> _Task brief_
Please restate each entry that appears below word for word, without its pictures.

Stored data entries
————

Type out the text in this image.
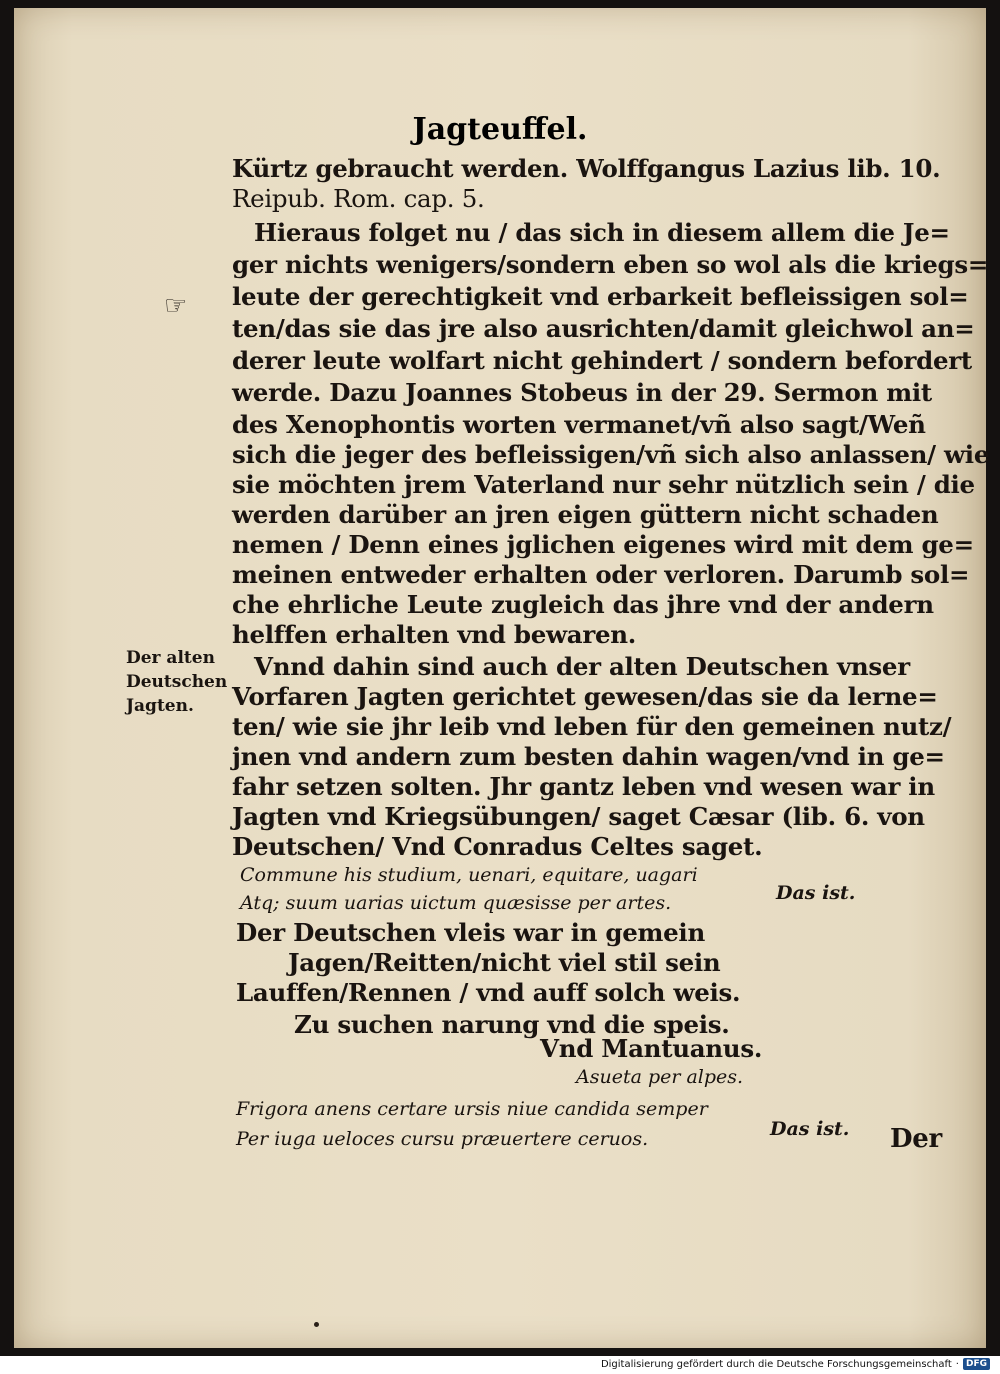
Jagteuffel.
☞
Der alten
Deutschen
Jagten.
Kürtz gebraucht werden. Wolffgangus Lazius lib. 10.
Reipub. Rom. cap. 5.
Hieraus folget nu / das sich in diesem allem die Je=
ger nichts wenigers/sondern eben so wol als die kriegs=
leute der gerechtigkeit vnd erbarkeit befleissigen sol=
ten/das sie das jre also ausrichten/damit gleichwol an=
derer leute wolfart nicht gehindert / sondern befordert
werde. Dazu Joannes Stobeus in der 29. Sermon mit
des Xenophontis worten vermanet/vñ also sagt/Weñ
sich die jeger des befleissigen/vñ sich also anlassen/ wie
sie möchten jrem Vaterland nur sehr nützlich sein / die
werden darüber an jren eigen güttern nicht schaden
nemen / Denn eines jglichen eigenes wird mit dem ge=
meinen entweder erhalten oder verloren. Darumb sol=
che ehrliche Leute zugleich das jhre vnd der andern
helffen erhalten vnd bewaren.
Vnnd dahin sind auch der alten Deutschen vnser
Vorfaren Jagten gerichtet gewesen/das sie da lerne=
ten/ wie sie jhr leib vnd leben für den gemeinen nutz/
jnen vnd andern zum besten dahin wagen/vnd in ge=
fahr setzen solten. Jhr gantz leben vnd wesen war in
Jagten vnd Kriegsübungen/ saget Cæsar (lib. 6. von
Deutschen/ Vnd Conradus Celtes saget.
Commune his studium, uenari, equitare, uagari
Atq; suum uarias uictum quæsisse per artes.	Das ist.
Der Deutschen vleis war in gemein
Jagen/Reitten/nicht viel stil sein
Lauffen/Rennen / vnd auff solch weis.
Zu suchen narung vnd die speis.
Vnd Mantuanus.
Asueta per alpes.
Frigora anens certare ursis niue candida semper
Per iuga ueloces cursu præuertere ceruos.	Das ist. Der
Digitalisierung gefördert durch die Deutsche Forschungsgemeinschaft · DFG
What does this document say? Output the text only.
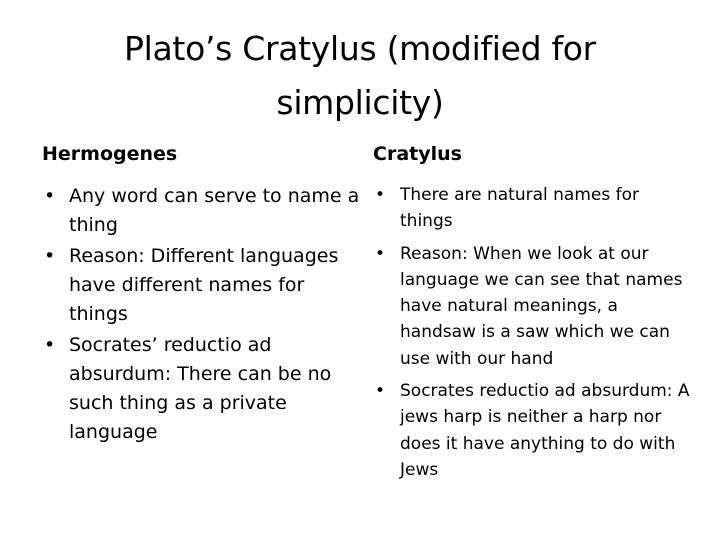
Plato’s Cratylus (modified for simplicity)
Hermogenes
• Any word can serve to name a thing
• Reason: Different languages have different names for things
• Socrates’ reductio ad absurdum: There can be no such thing as a private language
Cratylus
• There are natural names for things
• Reason: When we look at our language we can see that names have natural meanings, a handsaw is a saw which we can use with our hand
• Socrates reductio ad absurdum: A jews harp is neither a harp nor does it have anything to do with Jews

————

> _Answer to this problem_
Type out the text in this image.
Jagteuffel.
☞
Der alten
Deutschen
Jagten.
Kürtz gebraucht werden. Wolffgangus Lazius lib. 10.
Reipub. Rom. cap. 5.
Hieraus folget nu / das sich in diesem allem die Je=
ger nichts wenigers/sondern eben so wol als die kriegs=
leute der gerechtigkeit vnd erbarkeit befleissigen sol=
ten/das sie das jre also ausrichten/damit gleichwol an=
derer leute wolfart nicht gehindert / sondern befordert
werde. Dazu Joannes Stobeus in der 29. Sermon mit
des Xenophontis worten vermanet/vñ also sagt/Weñ
sich die jeger des befleissigen/vñ sich also anlassen/ wie
sie möchten jrem Vaterland nur sehr nützlich sein / die
werden darüber an jren eigen güttern nicht schaden
nemen / Denn eines jglichen eigenes wird mit dem ge=
meinen entweder erhalten oder verloren. Darumb sol=
che ehrliche Leute zugleich das jhre vnd der andern
helffen erhalten vnd bewaren.
Vnnd dahin sind auch der alten Deutschen vnser
Vorfaren Jagten gerichtet gewesen/das sie da lerne=
ten/ wie sie jhr leib vnd leben für den gemeinen nutz/
jnen vnd andern zum besten dahin wagen/vnd in ge=
fahr setzen solten. Jhr gantz leben vnd wesen war in
Jagten vnd Kriegsübungen/ saget Cæsar (lib. 6. von
Deutschen/ Vnd Conradus Celtes saget.
Commune his studium, uenari, equitare, uagari
Atq; suum uarias uictum quæsisse per artes.	Das ist.
Der Deutschen vleis war in gemein
Jagen/Reitten/nicht viel stil sein
Lauffen/Rennen / vnd auff solch weis.
Zu suchen narung vnd die speis.
Vnd Mantuanus.
Asueta per alpes.
Frigora anens certare ursis niue candida semper
Per iuga ueloces cursu præuertere ceruos.	Das ist. Der
Digitalisierung gefördert durch die Deutsche Forschungsgemeinschaft · DFG
What does this document say? Output the text only.
Plato’s Cratylus (modified for simplicity)
Hermogenes
• Any word can serve to name a thing
• Reason: Different languages have different names for things
• Socrates’ reductio ad absurdum: There can be no such thing as a private language
Cratylus
• There are natural names for things
• Reason: When we look at our language we can see that names have natural meanings, a handsaw is a saw which we can use with our hand
• Socrates reductio ad absurdum: A jews harp is neither a harp nor does it have anything to do with Jews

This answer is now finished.